What needs to be done – Pull out every line of the listing below where "bagages" appears.

=====

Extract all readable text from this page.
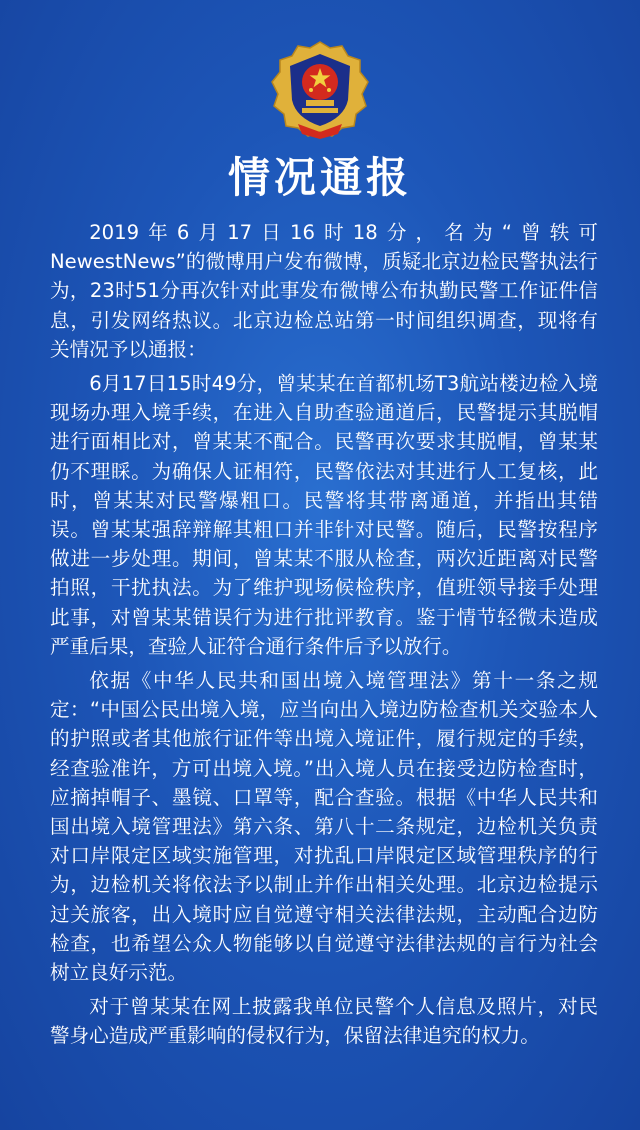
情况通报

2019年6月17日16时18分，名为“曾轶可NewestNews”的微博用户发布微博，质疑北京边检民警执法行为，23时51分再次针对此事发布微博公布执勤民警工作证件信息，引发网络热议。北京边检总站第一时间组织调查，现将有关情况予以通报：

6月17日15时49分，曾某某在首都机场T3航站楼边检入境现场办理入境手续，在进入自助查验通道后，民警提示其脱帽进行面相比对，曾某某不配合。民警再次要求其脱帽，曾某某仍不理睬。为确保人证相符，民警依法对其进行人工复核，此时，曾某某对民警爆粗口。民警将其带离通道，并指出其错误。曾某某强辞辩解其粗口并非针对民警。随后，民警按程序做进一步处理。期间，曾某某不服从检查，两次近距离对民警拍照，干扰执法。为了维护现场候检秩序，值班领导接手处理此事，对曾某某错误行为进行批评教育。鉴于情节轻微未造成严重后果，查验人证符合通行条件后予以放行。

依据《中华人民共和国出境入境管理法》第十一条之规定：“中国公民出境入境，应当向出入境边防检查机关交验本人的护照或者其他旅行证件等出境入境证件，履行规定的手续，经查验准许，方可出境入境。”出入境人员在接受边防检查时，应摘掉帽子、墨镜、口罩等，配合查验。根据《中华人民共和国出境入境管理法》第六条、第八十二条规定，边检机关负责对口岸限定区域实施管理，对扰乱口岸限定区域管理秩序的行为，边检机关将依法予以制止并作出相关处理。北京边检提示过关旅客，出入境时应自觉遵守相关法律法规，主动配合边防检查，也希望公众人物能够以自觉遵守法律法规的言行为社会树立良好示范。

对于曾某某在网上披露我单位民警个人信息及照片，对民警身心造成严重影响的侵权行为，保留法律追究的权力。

=====

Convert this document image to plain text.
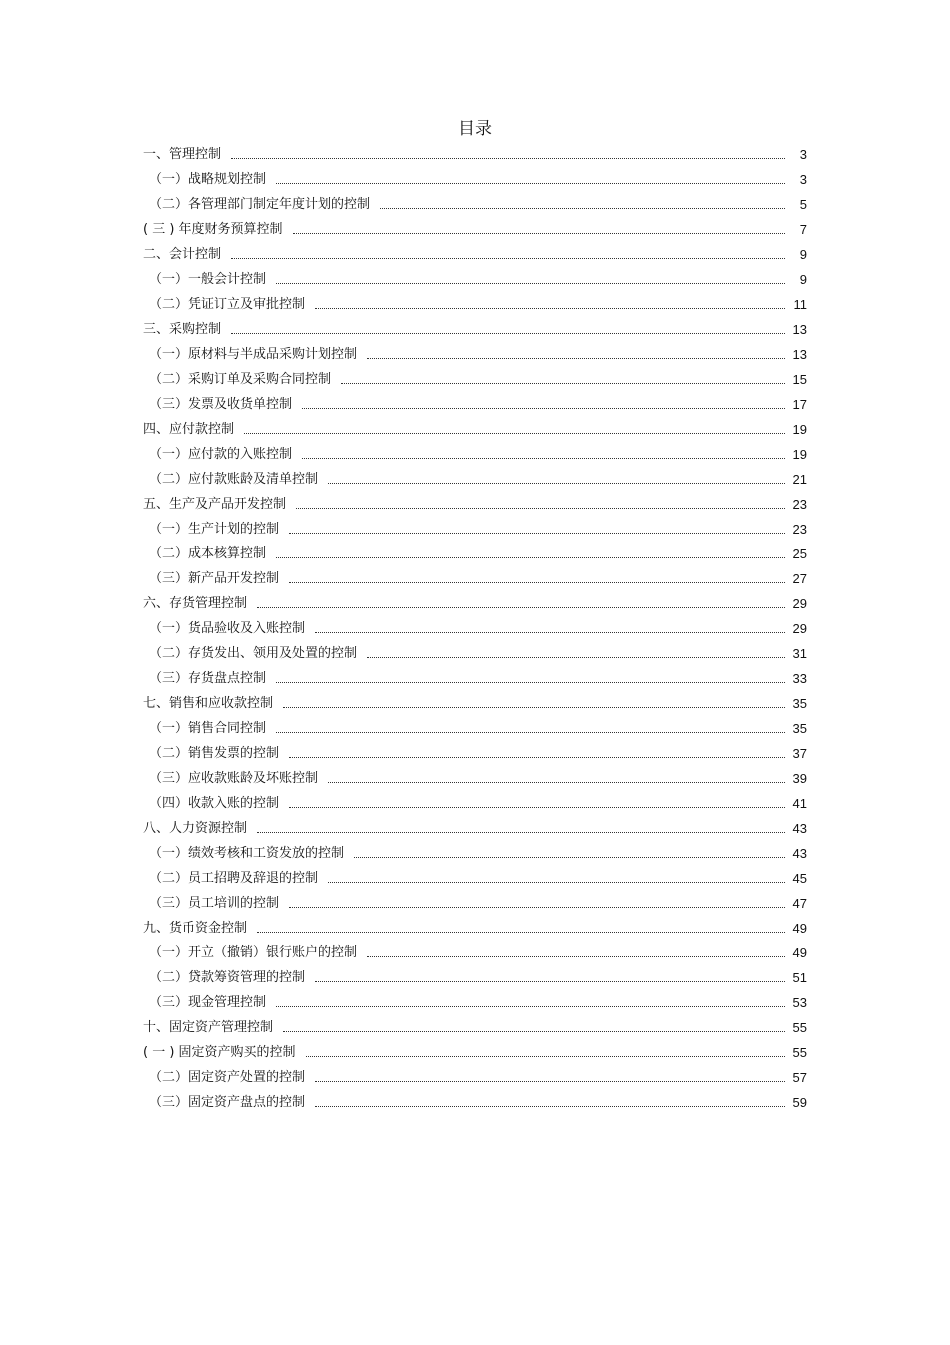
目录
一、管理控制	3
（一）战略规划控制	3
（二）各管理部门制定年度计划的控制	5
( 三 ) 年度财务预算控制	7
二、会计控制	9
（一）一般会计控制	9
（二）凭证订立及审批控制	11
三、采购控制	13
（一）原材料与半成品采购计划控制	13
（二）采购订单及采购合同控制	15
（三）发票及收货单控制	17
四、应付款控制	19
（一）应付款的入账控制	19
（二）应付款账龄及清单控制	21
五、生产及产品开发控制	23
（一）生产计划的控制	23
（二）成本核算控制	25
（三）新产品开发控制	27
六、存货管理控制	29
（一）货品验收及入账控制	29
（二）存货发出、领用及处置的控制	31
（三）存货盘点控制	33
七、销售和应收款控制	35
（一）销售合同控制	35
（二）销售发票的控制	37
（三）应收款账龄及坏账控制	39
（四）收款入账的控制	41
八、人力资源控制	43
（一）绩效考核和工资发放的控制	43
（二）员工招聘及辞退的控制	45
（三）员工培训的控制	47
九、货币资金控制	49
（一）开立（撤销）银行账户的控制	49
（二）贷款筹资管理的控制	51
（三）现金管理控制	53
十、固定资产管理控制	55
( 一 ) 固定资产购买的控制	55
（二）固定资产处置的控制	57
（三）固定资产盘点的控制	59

=====

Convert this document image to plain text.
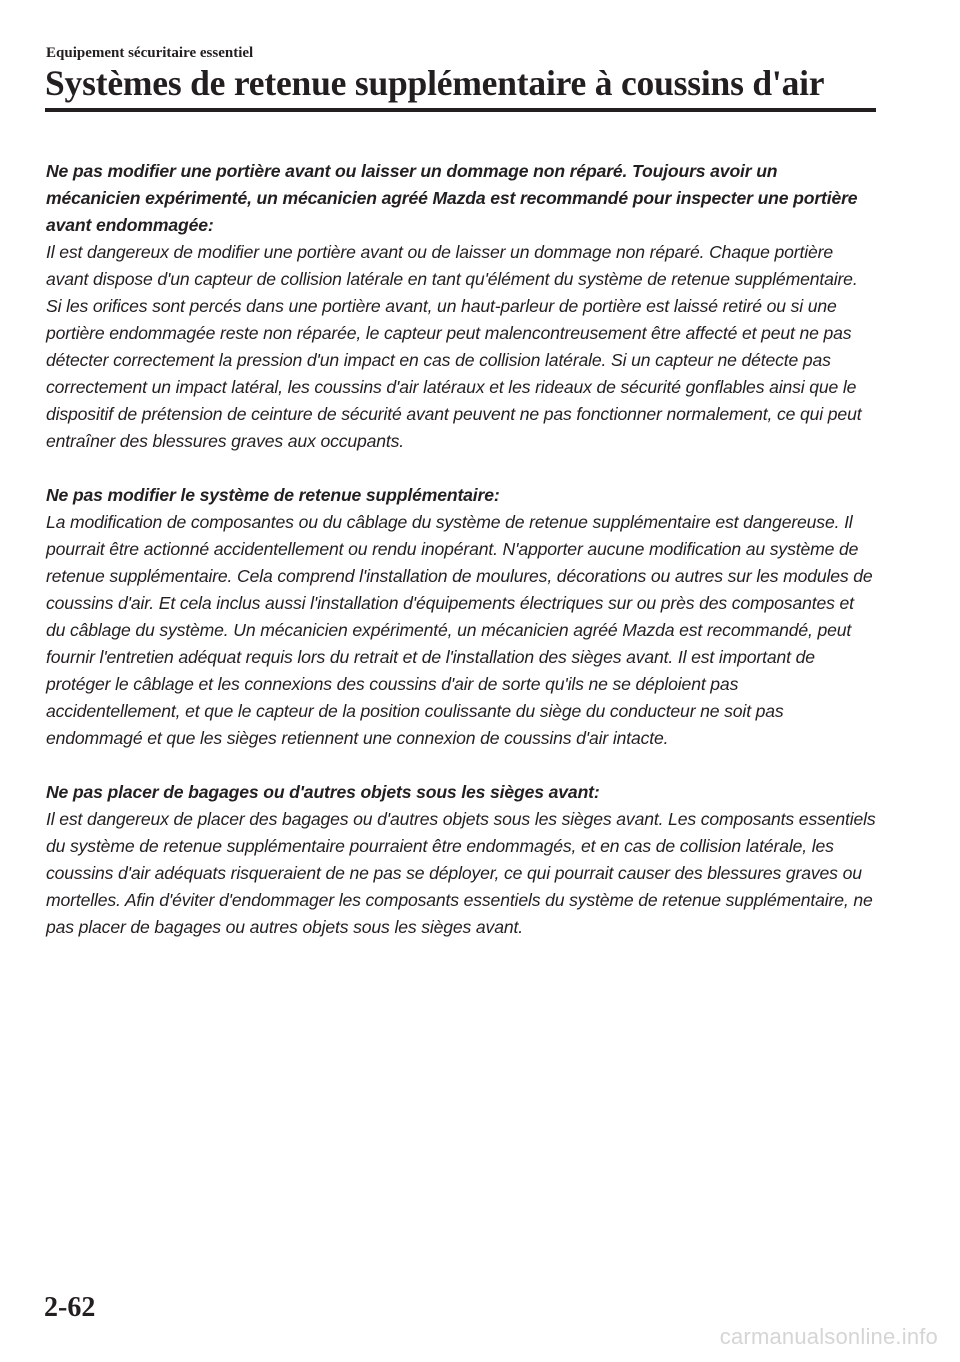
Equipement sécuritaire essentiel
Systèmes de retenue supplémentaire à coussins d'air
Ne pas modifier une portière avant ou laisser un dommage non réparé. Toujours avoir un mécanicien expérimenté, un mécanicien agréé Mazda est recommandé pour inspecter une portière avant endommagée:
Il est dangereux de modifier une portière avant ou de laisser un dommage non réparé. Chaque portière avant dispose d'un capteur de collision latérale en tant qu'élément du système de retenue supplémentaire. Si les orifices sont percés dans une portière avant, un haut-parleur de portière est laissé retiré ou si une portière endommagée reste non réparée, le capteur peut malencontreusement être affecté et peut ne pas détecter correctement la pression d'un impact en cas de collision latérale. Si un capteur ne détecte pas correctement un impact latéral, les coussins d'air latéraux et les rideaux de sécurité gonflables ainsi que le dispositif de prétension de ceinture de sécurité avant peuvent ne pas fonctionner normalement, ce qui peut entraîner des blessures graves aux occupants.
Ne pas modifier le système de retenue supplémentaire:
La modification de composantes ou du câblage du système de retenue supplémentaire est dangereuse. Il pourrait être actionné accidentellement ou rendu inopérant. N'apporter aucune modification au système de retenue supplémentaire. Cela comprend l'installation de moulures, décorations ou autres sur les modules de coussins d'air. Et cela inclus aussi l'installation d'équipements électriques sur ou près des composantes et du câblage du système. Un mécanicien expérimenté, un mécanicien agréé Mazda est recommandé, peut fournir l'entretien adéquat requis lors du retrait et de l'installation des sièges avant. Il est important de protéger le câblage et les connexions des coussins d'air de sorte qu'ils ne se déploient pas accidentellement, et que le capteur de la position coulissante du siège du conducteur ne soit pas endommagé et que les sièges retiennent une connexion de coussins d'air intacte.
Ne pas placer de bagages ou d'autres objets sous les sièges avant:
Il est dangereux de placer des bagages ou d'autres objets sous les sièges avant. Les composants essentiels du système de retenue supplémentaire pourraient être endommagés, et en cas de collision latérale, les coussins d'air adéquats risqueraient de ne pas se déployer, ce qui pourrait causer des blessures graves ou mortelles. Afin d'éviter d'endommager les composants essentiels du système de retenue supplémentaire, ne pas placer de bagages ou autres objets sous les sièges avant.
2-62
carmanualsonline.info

=====

Exercise solution –
Ne pas placer de bagages ou d'autres objets sous les sièges avant:
Il est dangereux de placer des bagages ou d'autres objets sous les sièges avant. Les composants essentiels du système de retenue supplémentaire pourraient être endommagés, et en cas de collision latérale, les coussins d'air adéquats risqueraient de ne pas se déployer, ce qui pourrait causer des blessures graves ou mortelles. Afin d'éviter d'endommager les composants essentiels du système de retenue supplémentaire, ne pas placer de bagages ou autres objets sous les sièges avant.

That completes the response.